[Information given start]

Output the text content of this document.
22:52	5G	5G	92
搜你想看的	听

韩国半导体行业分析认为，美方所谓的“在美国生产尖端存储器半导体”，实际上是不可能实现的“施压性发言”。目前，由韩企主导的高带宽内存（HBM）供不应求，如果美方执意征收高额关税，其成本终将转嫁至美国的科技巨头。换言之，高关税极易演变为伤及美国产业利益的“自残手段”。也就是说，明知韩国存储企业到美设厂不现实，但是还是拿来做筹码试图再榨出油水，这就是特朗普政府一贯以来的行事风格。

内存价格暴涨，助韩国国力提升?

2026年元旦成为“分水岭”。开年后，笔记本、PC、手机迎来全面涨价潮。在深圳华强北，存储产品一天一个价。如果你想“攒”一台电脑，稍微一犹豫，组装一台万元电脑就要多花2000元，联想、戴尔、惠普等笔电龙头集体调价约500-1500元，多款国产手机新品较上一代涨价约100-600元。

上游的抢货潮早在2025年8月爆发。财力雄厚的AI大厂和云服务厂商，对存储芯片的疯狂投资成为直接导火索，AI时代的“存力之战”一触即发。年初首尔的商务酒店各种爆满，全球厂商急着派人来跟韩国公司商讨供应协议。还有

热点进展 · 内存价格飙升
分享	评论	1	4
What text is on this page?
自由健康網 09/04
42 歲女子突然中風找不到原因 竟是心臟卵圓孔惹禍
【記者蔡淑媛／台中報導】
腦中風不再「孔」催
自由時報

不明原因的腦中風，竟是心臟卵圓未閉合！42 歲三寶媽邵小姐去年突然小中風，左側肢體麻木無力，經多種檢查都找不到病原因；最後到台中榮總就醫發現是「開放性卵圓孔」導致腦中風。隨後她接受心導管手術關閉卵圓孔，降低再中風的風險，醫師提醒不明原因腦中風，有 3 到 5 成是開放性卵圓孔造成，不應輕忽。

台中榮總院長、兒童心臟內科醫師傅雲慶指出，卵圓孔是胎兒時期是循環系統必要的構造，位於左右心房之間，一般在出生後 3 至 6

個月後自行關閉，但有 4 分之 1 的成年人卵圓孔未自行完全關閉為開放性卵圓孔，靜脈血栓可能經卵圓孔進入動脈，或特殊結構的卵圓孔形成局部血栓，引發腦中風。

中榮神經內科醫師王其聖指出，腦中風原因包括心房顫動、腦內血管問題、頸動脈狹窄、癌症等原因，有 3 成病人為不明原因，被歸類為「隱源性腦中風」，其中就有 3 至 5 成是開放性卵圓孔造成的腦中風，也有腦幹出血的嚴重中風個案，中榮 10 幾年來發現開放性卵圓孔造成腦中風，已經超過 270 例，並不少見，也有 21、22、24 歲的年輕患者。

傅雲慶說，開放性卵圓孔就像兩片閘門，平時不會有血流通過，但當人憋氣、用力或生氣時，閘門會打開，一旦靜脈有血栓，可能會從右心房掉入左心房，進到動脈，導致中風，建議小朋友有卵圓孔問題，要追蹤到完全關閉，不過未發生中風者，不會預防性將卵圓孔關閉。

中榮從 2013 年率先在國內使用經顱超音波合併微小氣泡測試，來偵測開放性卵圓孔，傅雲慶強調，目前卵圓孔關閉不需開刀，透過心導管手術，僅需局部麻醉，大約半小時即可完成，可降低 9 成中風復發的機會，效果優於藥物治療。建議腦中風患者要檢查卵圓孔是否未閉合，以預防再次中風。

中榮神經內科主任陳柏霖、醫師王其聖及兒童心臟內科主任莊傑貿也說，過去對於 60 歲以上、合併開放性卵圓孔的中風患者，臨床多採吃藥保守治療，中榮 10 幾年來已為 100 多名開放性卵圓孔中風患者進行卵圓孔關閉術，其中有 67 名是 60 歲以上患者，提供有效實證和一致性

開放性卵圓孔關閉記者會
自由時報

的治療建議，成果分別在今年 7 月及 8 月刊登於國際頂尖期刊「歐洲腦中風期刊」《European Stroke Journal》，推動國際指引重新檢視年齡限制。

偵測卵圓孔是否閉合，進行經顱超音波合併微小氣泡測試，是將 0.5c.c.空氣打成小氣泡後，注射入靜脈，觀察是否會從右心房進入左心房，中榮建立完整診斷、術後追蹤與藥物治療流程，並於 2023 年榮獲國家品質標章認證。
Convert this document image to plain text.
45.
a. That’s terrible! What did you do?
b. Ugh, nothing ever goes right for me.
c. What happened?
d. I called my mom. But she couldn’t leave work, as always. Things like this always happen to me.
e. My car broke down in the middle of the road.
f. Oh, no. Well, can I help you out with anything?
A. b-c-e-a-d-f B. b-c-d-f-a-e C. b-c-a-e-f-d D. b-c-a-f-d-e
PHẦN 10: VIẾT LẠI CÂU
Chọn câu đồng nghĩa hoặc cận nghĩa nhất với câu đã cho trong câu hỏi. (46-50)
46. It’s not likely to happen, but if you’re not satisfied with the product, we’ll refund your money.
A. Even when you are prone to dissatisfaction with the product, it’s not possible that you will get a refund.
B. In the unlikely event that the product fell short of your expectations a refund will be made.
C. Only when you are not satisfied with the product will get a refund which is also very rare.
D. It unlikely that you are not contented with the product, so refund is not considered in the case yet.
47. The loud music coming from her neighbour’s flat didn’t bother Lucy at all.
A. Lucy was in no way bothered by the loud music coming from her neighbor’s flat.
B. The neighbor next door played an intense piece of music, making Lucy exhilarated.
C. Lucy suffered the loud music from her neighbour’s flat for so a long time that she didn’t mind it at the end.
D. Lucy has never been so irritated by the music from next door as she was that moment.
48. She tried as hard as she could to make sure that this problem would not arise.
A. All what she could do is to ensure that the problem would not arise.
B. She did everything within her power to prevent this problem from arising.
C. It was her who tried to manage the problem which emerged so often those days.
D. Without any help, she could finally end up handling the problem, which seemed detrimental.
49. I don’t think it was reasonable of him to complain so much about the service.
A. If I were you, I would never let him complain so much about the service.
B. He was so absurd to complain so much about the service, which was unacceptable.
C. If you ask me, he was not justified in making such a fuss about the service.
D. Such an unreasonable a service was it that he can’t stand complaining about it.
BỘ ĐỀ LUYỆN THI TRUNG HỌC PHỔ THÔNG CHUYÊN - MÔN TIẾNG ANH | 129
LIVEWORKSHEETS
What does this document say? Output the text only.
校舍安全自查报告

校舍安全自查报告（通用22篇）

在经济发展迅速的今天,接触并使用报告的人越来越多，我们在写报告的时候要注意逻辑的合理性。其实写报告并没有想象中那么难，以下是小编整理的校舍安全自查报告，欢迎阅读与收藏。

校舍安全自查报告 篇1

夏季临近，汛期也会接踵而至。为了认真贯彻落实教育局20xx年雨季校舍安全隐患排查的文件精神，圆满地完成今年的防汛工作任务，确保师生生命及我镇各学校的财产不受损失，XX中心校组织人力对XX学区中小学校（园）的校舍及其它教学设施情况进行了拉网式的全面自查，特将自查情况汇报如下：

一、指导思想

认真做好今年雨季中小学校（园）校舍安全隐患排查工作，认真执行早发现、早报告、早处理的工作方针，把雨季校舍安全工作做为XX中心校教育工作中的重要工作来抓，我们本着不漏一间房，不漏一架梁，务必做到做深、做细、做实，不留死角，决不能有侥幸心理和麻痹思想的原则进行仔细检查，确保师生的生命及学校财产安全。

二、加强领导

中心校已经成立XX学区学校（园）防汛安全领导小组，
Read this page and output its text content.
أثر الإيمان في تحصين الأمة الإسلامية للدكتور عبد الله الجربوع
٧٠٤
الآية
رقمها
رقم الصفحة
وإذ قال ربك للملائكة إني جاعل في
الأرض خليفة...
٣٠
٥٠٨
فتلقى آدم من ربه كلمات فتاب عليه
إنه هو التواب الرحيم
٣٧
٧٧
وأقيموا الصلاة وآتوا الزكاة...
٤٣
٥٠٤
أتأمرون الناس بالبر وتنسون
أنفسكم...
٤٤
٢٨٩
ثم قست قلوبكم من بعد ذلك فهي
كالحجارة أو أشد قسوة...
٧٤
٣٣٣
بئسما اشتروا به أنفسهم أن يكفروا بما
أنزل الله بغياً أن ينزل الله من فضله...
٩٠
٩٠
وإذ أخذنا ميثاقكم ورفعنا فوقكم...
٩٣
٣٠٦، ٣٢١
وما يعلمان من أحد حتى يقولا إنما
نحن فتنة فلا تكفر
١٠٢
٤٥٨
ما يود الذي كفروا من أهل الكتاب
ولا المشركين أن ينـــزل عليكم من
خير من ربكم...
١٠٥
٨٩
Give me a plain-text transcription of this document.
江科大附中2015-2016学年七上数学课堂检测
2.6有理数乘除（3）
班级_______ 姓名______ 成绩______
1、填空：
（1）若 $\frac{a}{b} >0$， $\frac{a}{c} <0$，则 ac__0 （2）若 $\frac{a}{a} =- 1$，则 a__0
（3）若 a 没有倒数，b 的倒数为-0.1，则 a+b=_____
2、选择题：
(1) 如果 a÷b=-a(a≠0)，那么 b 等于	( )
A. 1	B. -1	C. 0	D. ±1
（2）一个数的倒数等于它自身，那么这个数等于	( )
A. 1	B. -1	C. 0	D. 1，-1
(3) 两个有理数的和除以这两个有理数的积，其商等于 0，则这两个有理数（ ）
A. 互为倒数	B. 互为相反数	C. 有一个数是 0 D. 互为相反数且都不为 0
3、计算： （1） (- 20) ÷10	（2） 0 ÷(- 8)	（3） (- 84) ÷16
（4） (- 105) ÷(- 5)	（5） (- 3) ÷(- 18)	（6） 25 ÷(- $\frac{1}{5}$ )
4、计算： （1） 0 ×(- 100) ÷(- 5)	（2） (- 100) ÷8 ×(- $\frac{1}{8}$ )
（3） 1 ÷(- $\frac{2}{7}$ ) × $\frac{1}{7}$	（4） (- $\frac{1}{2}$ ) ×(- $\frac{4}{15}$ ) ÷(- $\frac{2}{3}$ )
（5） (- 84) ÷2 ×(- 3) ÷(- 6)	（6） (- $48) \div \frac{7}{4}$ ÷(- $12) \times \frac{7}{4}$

[Information given end]

List all lines where "page" occurs.

* **Result for this task**:
What text is on this page?
Read this page and output its text content.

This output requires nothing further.